__Input for this task__.
···
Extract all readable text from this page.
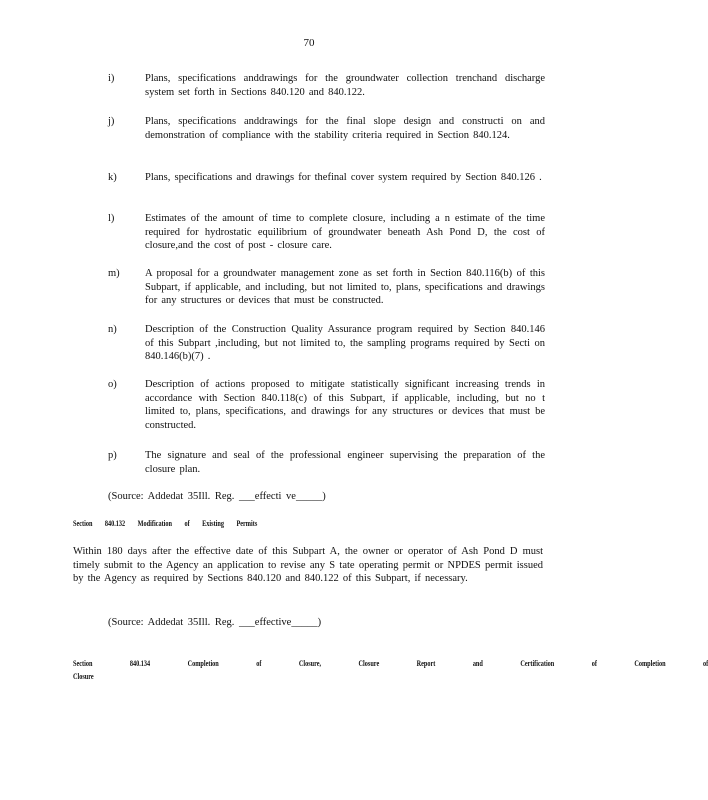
70
i)	Plans, specifications anddrawings for the groundwater collection trenchand discharge system set forth in Sections 840.120 and 840.122.
j)	Plans, specifications anddrawings for the final slope design and constructi on and demonstration of compliance with the stability criteria required in Section 840.124.
k)	Plans, specifications and drawings for thefinal cover system required by Section 840.126 .
l)	Estimates of the amount of time to complete closure, including a n estimate of the time required for hydrostatic equilibrium of groundwater beneath Ash Pond D, the cost of closure,and the cost of post - closure care.
m) A proposal for a groundwater management zone as set forth in Section 840.116(b) of this Subpart, if applicable, and including, but not limited to, plans, specifications and drawings for any structures or devices that must be constructed.
n)	Description of the Construction Quality Assurance program required by Section 840.146 of this Subpart ,including, but not limited to, the sampling programs required by Secti on 840.146(b)(7) .
o)	Description of actions proposed to mitigate statistically significant increasing trends in accordance with Section 840.118(c) of this Subpart, if applicable, including, but no t limited to, plans, specifications, and drawings for any structures or devices that must be constructed.
p)	The signature and seal of the professional engineer supervising the preparation of the closure plan.
(Source: Addedat 35Ill. Reg. ___effecti ve_____)
Section 840.132 Modification of Existing Permits
Within 180 days after the effective date of this Subpart A, the owner or operator of Ash Pond D must timely submit to the Agency an application to revise any S tate operating permit or NPDES permit issued by the Agency as required by Sections 840.120 and 840.122 of this Subpart, if necessary.
(Source: Addedat 35Ill. Reg. ___effective_____)
Section 840.134 Completion of Closure, Closure Report and Certification of Completion of
Closure
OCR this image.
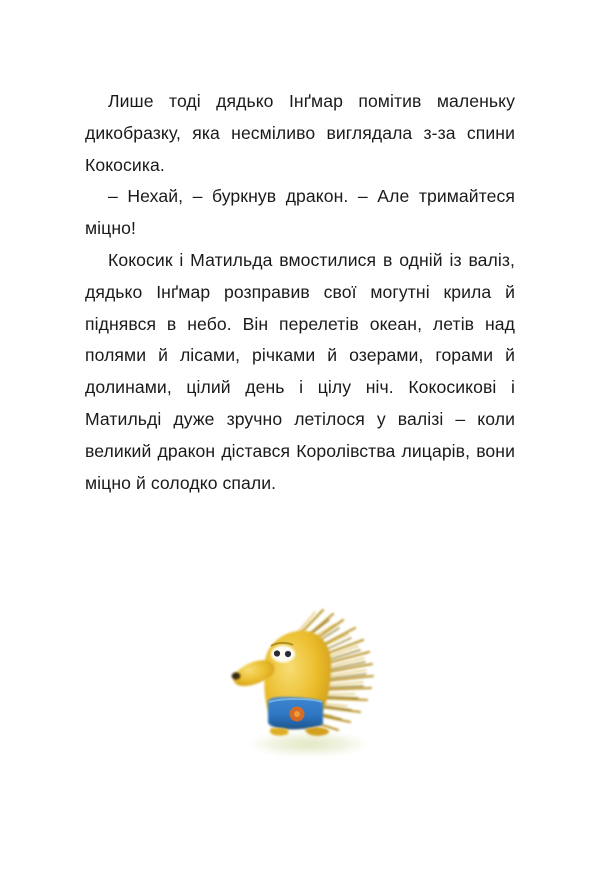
Лише тоді дядько Інґмар помітив маленьку дикобразку, яка несміливо виглядала з-за спини Кокосика.

– Нехай, – буркнув дракон. – Але тримайтеся міцно!

Кокосик і Матильда вмостилися в одній із валіз, дядько Інґмар розправив свої могутні крила й піднявся в небо. Він перелетів океан, летів над полями й лісами, річками й озерами, горами й долинами, цілий день і цілу ніч. Кокосикові і Матильді дуже зручно летілося у валізі – коли великий дракон дістався Королівства лицарів, вони міцно й солодко спали.
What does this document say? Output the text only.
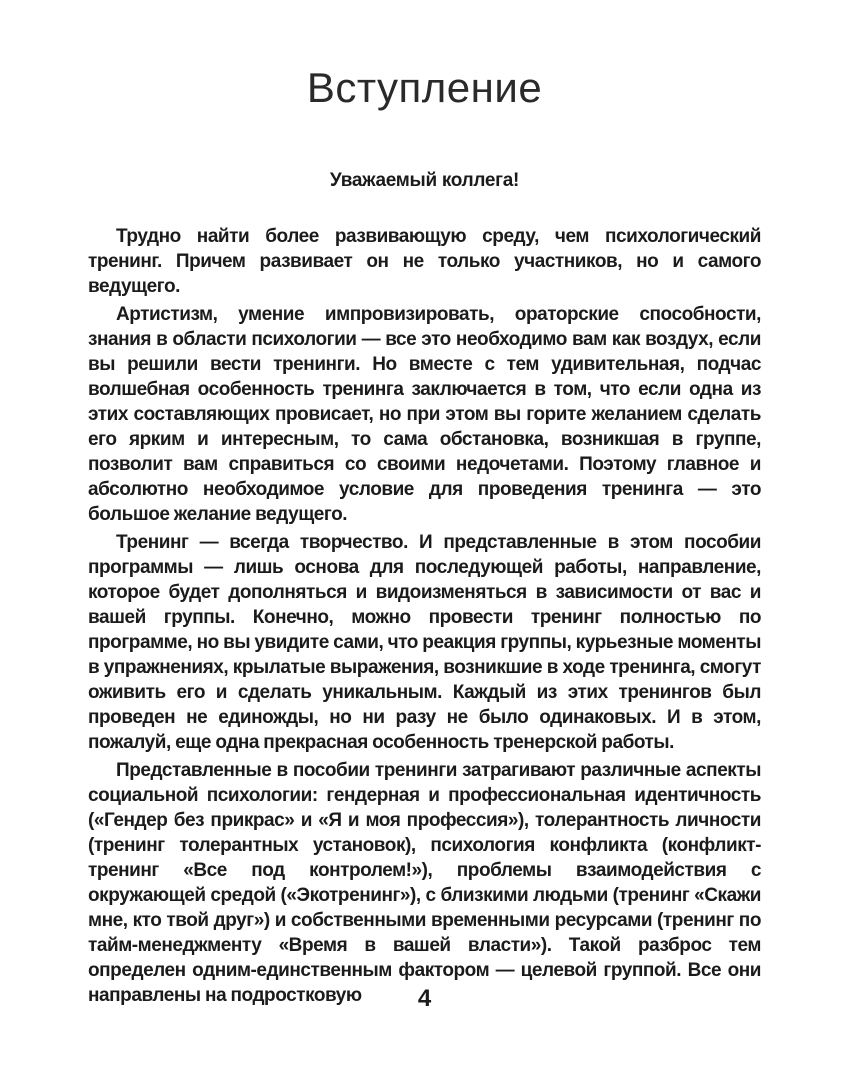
Вступление

Уважаемый коллега!

Трудно найти более развивающую среду, чем психологический тренинг. Причем развивает он не только участников, но и самого ведущего.

Артистизм, умение импровизировать, ораторские способности, знания в области психологии — все это необходимо вам как воздух, если вы решили вести тренинги. Но вместе с тем удивительная, подчас волшебная особенность тренинга заключается в том, что если одна из этих составляющих провисает, но при этом вы горите желанием сделать его ярким и интересным, то сама обстановка, возникшая в группе, позволит вам справиться со своими недочетами. Поэтому главное и абсолютно необходимое условие для проведения тренинга — это большое желание ведущего.

Тренинг — всегда творчество. И представленные в этом пособии программы — лишь основа для последующей работы, направление, которое будет дополняться и видоизменяться в зависимости от вас и вашей группы. Конечно, можно провести тренинг полностью по программе, но вы увидите сами, что реакция группы, курьезные моменты в упражнениях, крылатые выражения, возникшие в ходе тренинга, смогут оживить его и сделать уникальным. Каждый из этих тренингов был проведен не единожды, но ни разу не было одинаковых. И в этом, пожалуй, еще одна прекрасная особенность тренерской работы.

Представленные в пособии тренинги затрагивают различные аспекты социальной психологии: гендерная и профессиональная идентичность («Гендер без прикрас» и «Я и моя профессия»), толерантность личности (тренинг толерантных установок), психология конфликта (конфликт-тренинг «Все под контролем!»), проблемы взаимодействия с окружающей средой («Экотренинг»), с близкими людьми (тренинг «Скажи мне, кто твой друг») и собственными временными ресурсами (тренинг по тайм-менеджменту «Время в вашей власти»). Такой разброс тем определен одним-единственным фактором — целевой группой. Все они направлены на подростковую	4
···
__Directions for this task__. Scan the records above, count the lines with "Addedat" in them, and give only the number.

__Answer__. 2